▸ **REQUIRED WORK**
Extract each line of the records below that contains the word "участия".

Start of RECORDS SUPPLIED

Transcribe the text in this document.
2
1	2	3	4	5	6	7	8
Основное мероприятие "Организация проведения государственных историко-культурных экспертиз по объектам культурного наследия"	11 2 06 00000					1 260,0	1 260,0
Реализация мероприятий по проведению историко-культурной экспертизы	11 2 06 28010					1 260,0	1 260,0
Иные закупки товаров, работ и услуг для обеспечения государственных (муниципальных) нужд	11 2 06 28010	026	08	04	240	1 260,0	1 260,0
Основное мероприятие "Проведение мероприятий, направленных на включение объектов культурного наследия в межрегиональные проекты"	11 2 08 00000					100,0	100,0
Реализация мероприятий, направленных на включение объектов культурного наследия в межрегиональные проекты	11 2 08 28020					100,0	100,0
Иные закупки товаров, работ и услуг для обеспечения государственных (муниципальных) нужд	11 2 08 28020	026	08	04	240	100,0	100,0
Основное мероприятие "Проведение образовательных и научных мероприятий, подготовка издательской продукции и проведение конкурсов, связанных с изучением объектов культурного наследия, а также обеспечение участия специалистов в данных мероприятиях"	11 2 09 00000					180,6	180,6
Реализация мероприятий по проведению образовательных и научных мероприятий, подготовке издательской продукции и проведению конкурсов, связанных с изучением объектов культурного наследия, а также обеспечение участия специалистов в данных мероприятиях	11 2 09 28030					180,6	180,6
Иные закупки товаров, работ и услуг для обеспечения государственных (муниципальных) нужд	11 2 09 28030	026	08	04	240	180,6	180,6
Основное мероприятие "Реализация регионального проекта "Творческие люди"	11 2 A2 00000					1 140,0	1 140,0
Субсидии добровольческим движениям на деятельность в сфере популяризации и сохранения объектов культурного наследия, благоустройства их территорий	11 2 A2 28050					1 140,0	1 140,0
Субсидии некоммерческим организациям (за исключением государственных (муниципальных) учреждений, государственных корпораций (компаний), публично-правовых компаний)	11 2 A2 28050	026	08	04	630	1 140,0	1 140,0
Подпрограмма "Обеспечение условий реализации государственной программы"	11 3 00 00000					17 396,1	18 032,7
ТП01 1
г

End of RECORDS SUPPLIED

▸ **TASK ANSWER**
Основное мероприятие "Проведение образовательных и научных мероприятий, подготовка издательской продукции и проведение конкурсов, связанных с изучением объектов культурного наследия, а также обеспечение участия специалистов в данных мероприятиях"	11 2 09 00000					180,6	180,6
Реализация мероприятий по проведению образовательных и научных мероприятий, подготовке издательской продукции и проведению конкурсов, связанных с изучением объектов культурного наследия, а также обеспечение участия специалистов в данных мероприятиях	11 2 09 28030					180,6	180,6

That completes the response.